_Goal of the exercise_: Reproduce the records below in full and exactly, without their images.

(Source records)
########################################
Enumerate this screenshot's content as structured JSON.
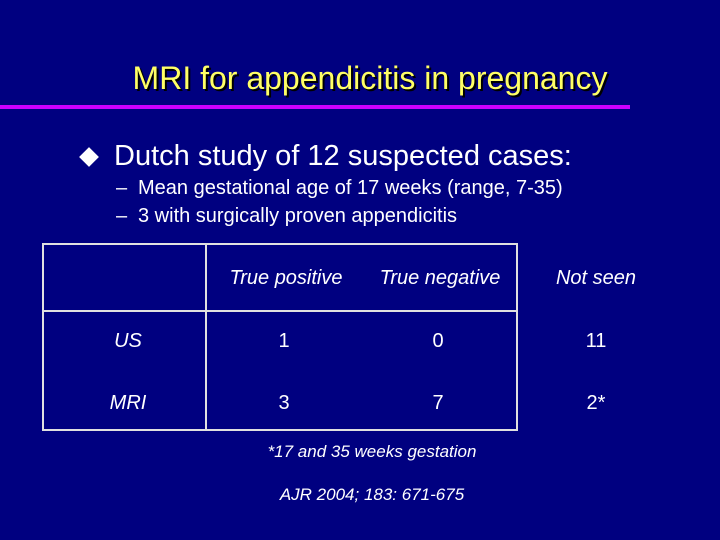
{
  "slide": {
    "title": "MRI for appendicitis in pregnancy",
    "bullet": "Dutch study of 12 suspected cases:",
    "subbullets": [
      "Mean gestational age of 17 weeks  (range, 7-35)",
      "3 with surgically proven appendicitis"
    ],
    "dash": "–"
  },
  "table": {
    "headers": [
      "True positive",
      "True negative",
      "Not seen"
    ],
    "rows": [
      {
        "label": "US",
        "values": [
          "1",
          "0",
          "11"
        ]
      },
      {
        "label": "MRI",
        "values": [
          "3",
          "7",
          "2*"
        ]
      }
    ]
  },
  "footnote": "*17 and 35 weeks gestation",
  "citation": "AJR 2004; 183: 671-675",
  "colors": {
    "background": "#000080",
    "title": "#ffff66",
    "rule": "#cc00ff",
    "text": "#ffffff"
  },
  "icons": {
    "bullet": "diamond-bullet-icon"
  }
}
########################################
_Problem solution_:
Enumerate this screenshot's content as structured JSON.
{
  "slide": {
    "title": "MRI for appendicitis in pregnancy",
    "bullet": "Dutch study of 12 suspected cases:",
    "subbullets": [
      "Mean gestational age of 17 weeks  (range, 7-35)",
      "3 with surgically proven appendicitis"
    ],
    "dash": "–"
  },
  "table": {
    "headers": [
      "True positive",
      "True negative",
      "Not seen"
    ],
    "rows": [
      {
        "label": "US",
        "values": [
          "1",
          "0",
          "11"
        ]
      },
      {
        "label": "MRI",
        "values": [
          "3",
          "7",
          "2*"
        ]
      }
    ]
  },
  "footnote": "*17 and 35 weeks gestation",
  "citation": "AJR 2004; 183: 671-675",
  "colors": {
    "background": "#000080",
    "title": "#ffff66",
    "rule": "#cc00ff",
    "text": "#ffffff"
  },
  "icons": {
    "bullet": "diamond-bullet-icon"
  }
}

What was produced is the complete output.